## What is required
Beneath this task is a listing; retype all of it exactly.
____________
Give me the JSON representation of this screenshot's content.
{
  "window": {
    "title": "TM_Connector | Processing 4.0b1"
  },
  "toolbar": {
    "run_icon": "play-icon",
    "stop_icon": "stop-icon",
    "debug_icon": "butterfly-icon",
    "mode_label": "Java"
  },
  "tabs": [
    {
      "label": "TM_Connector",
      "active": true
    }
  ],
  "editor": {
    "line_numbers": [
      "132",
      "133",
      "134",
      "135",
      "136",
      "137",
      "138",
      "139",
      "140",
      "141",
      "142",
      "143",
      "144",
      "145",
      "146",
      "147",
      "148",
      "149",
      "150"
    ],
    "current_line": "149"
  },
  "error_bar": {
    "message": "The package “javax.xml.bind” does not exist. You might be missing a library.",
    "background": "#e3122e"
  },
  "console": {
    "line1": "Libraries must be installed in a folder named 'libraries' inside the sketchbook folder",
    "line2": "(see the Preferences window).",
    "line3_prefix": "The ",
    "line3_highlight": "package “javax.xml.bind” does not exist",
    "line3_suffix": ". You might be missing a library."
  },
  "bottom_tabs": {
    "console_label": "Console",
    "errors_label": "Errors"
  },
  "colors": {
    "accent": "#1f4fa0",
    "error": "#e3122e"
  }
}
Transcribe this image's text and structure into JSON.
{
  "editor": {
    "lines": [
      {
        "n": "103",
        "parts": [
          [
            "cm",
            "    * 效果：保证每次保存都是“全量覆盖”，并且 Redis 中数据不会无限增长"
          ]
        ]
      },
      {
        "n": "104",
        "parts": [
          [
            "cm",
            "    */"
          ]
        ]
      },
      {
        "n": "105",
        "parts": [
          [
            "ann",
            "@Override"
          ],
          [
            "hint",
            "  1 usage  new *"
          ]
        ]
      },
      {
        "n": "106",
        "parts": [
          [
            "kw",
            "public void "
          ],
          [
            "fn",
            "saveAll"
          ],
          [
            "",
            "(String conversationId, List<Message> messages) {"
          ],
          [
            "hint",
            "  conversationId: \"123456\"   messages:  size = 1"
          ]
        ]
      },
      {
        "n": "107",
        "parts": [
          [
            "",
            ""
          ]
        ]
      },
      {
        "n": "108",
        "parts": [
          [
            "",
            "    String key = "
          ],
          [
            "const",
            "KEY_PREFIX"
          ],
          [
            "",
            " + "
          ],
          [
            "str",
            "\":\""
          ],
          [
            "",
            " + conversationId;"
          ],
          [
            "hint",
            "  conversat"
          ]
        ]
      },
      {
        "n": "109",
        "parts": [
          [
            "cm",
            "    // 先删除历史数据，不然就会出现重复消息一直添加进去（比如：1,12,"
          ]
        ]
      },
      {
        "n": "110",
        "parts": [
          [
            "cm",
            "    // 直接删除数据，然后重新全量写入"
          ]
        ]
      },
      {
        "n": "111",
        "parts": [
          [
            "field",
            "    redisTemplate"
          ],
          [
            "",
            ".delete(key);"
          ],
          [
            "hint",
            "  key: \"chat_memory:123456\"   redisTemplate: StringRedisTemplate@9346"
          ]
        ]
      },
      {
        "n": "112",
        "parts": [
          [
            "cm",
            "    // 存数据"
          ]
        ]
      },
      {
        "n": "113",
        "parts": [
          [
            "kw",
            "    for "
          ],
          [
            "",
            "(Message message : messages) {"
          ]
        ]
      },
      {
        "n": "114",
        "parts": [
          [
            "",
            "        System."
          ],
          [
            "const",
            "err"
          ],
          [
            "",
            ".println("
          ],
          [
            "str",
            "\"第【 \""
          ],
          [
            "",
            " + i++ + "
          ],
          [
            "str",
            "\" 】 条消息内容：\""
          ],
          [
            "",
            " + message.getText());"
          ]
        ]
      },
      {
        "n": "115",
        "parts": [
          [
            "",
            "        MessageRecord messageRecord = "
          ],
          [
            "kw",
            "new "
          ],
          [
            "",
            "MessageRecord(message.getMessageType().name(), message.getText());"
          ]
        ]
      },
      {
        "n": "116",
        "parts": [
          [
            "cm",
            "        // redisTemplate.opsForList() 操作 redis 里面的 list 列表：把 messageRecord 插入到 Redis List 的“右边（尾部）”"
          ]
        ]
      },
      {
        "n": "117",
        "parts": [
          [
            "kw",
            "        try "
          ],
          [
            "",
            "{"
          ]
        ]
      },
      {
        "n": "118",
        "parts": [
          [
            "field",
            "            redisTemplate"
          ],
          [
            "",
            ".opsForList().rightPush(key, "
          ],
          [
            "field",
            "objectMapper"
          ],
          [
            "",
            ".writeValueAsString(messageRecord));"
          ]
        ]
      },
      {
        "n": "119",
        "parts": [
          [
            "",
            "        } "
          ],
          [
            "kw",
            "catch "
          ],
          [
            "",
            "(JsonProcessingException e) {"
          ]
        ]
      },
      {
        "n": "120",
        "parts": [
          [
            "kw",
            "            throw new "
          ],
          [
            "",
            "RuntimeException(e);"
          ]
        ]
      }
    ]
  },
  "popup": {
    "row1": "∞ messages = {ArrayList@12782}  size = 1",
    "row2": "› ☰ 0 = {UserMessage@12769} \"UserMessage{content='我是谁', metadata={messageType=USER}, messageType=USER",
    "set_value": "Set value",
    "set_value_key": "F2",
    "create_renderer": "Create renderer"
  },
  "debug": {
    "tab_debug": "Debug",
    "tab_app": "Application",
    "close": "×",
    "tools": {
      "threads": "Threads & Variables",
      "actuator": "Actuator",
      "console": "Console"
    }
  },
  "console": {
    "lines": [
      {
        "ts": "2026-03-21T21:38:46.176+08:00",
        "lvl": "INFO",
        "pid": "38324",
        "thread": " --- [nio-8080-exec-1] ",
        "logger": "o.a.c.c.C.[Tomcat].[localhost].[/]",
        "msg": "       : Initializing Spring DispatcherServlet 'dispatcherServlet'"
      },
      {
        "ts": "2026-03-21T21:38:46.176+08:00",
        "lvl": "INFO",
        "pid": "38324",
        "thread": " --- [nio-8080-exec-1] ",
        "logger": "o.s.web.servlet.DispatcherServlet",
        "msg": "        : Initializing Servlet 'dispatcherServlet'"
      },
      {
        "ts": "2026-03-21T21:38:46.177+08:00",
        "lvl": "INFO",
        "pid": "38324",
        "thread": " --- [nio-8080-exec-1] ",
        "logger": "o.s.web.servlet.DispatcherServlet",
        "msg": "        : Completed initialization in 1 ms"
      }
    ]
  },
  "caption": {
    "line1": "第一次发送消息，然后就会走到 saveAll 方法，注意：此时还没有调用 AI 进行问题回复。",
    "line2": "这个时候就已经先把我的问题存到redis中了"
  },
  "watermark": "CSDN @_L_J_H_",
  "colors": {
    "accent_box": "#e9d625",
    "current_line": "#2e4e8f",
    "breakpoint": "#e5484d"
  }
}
____________
## Answer to this task
Give me the JSON representation of this screenshot's content.
{
  "window": {
    "title": "TM_Connector | Processing 4.0b1"
  },
  "toolbar": {
    "run_icon": "play-icon",
    "stop_icon": "stop-icon",
    "debug_icon": "butterfly-icon",
    "mode_label": "Java"
  },
  "tabs": [
    {
      "label": "TM_Connector",
      "active": true
    }
  ],
  "editor": {
    "line_numbers": [
      "132",
      "133",
      "134",
      "135",
      "136",
      "137",
      "138",
      "139",
      "140",
      "141",
      "142",
      "143",
      "144",
      "145",
      "146",
      "147",
      "148",
      "149",
      "150"
    ],
    "current_line": "149"
  },
  "error_bar": {
    "message": "The package “javax.xml.bind” does not exist. You might be missing a library.",
    "background": "#e3122e"
  },
  "console": {
    "line1": "Libraries must be installed in a folder named 'libraries' inside the sketchbook folder",
    "line2": "(see the Preferences window).",
    "line3_prefix": "The ",
    "line3_highlight": "package “javax.xml.bind” does not exist",
    "line3_suffix": ". You might be missing a library."
  },
  "bottom_tabs": {
    "console_label": "Console",
    "errors_label": "Errors"
  },
  "colors": {
    "accent": "#1f4fa0",
    "error": "#e3122e"
  }
}
Transcribe this image's text and structure into JSON.
{
  "editor": {
    "lines": [
      {
        "n": "103",
        "parts": [
          [
            "cm",
            "    * 效果：保证每次保存都是“全量覆盖”，并且 Redis 中数据不会无限增长"
          ]
        ]
      },
      {
        "n": "104",
        "parts": [
          [
            "cm",
            "    */"
          ]
        ]
      },
      {
        "n": "105",
        "parts": [
          [
            "ann",
            "@Override"
          ],
          [
            "hint",
            "  1 usage  new *"
          ]
        ]
      },
      {
        "n": "106",
        "parts": [
          [
            "kw",
            "public void "
          ],
          [
            "fn",
            "saveAll"
          ],
          [
            "",
            "(String conversationId, List<Message> messages) {"
          ],
          [
            "hint",
            "  conversationId: \"123456\"   messages:  size = 1"
          ]
        ]
      },
      {
        "n": "107",
        "parts": [
          [
            "",
            ""
          ]
        ]
      },
      {
        "n": "108",
        "parts": [
          [
            "",
            "    String key = "
          ],
          [
            "const",
            "KEY_PREFIX"
          ],
          [
            "",
            " + "
          ],
          [
            "str",
            "\":\""
          ],
          [
            "",
            " + conversationId;"
          ],
          [
            "hint",
            "  conversat"
          ]
        ]
      },
      {
        "n": "109",
        "parts": [
          [
            "cm",
            "    // 先删除历史数据，不然就会出现重复消息一直添加进去（比如：1,12,"
          ]
        ]
      },
      {
        "n": "110",
        "parts": [
          [
            "cm",
            "    // 直接删除数据，然后重新全量写入"
          ]
        ]
      },
      {
        "n": "111",
        "parts": [
          [
            "field",
            "    redisTemplate"
          ],
          [
            "",
            ".delete(key);"
          ],
          [
            "hint",
            "  key: \"chat_memory:123456\"   redisTemplate: StringRedisTemplate@9346"
          ]
        ]
      },
      {
        "n": "112",
        "parts": [
          [
            "cm",
            "    // 存数据"
          ]
        ]
      },
      {
        "n": "113",
        "parts": [
          [
            "kw",
            "    for "
          ],
          [
            "",
            "(Message message : messages) {"
          ]
        ]
      },
      {
        "n": "114",
        "parts": [
          [
            "",
            "        System."
          ],
          [
            "const",
            "err"
          ],
          [
            "",
            ".println("
          ],
          [
            "str",
            "\"第【 \""
          ],
          [
            "",
            " + i++ + "
          ],
          [
            "str",
            "\" 】 条消息内容：\""
          ],
          [
            "",
            " + message.getText());"
          ]
        ]
      },
      {
        "n": "115",
        "parts": [
          [
            "",
            "        MessageRecord messageRecord = "
          ],
          [
            "kw",
            "new "
          ],
          [
            "",
            "MessageRecord(message.getMessageType().name(), message.getText());"
          ]
        ]
      },
      {
        "n": "116",
        "parts": [
          [
            "cm",
            "        // redisTemplate.opsForList() 操作 redis 里面的 list 列表：把 messageRecord 插入到 Redis List 的“右边（尾部）”"
          ]
        ]
      },
      {
        "n": "117",
        "parts": [
          [
            "kw",
            "        try "
          ],
          [
            "",
            "{"
          ]
        ]
      },
      {
        "n": "118",
        "parts": [
          [
            "field",
            "            redisTemplate"
          ],
          [
            "",
            ".opsForList().rightPush(key, "
          ],
          [
            "field",
            "objectMapper"
          ],
          [
            "",
            ".writeValueAsString(messageRecord));"
          ]
        ]
      },
      {
        "n": "119",
        "parts": [
          [
            "",
            "        } "
          ],
          [
            "kw",
            "catch "
          ],
          [
            "",
            "(JsonProcessingException e) {"
          ]
        ]
      },
      {
        "n": "120",
        "parts": [
          [
            "kw",
            "            throw new "
          ],
          [
            "",
            "RuntimeException(e);"
          ]
        ]
      }
    ]
  },
  "popup": {
    "row1": "∞ messages = {ArrayList@12782}  size = 1",
    "row2": "› ☰ 0 = {UserMessage@12769} \"UserMessage{content='我是谁', metadata={messageType=USER}, messageType=USER",
    "set_value": "Set value",
    "set_value_key": "F2",
    "create_renderer": "Create renderer"
  },
  "debug": {
    "tab_debug": "Debug",
    "tab_app": "Application",
    "close": "×",
    "tools": {
      "threads": "Threads & Variables",
      "actuator": "Actuator",
      "console": "Console"
    }
  },
  "console": {
    "lines": [
      {
        "ts": "2026-03-21T21:38:46.176+08:00",
        "lvl": "INFO",
        "pid": "38324",
        "thread": " --- [nio-8080-exec-1] ",
        "logger": "o.a.c.c.C.[Tomcat].[localhost].[/]",
        "msg": "       : Initializing Spring DispatcherServlet 'dispatcherServlet'"
      },
      {
        "ts": "2026-03-21T21:38:46.176+08:00",
        "lvl": "INFO",
        "pid": "38324",
        "thread": " --- [nio-8080-exec-1] ",
        "logger": "o.s.web.servlet.DispatcherServlet",
        "msg": "        : Initializing Servlet 'dispatcherServlet'"
      },
      {
        "ts": "2026-03-21T21:38:46.177+08:00",
        "lvl": "INFO",
        "pid": "38324",
        "thread": " --- [nio-8080-exec-1] ",
        "logger": "o.s.web.servlet.DispatcherServlet",
        "msg": "        : Completed initialization in 1 ms"
      }
    ]
  },
  "caption": {
    "line1": "第一次发送消息，然后就会走到 saveAll 方法，注意：此时还没有调用 AI 进行问题回复。",
    "line2": "这个时候就已经先把我的问题存到redis中了"
  },
  "watermark": "CSDN @_L_J_H_",
  "colors": {
    "accent_box": "#e9d625",
    "current_line": "#2e4e8f",
    "breakpoint": "#e5484d"
  }
}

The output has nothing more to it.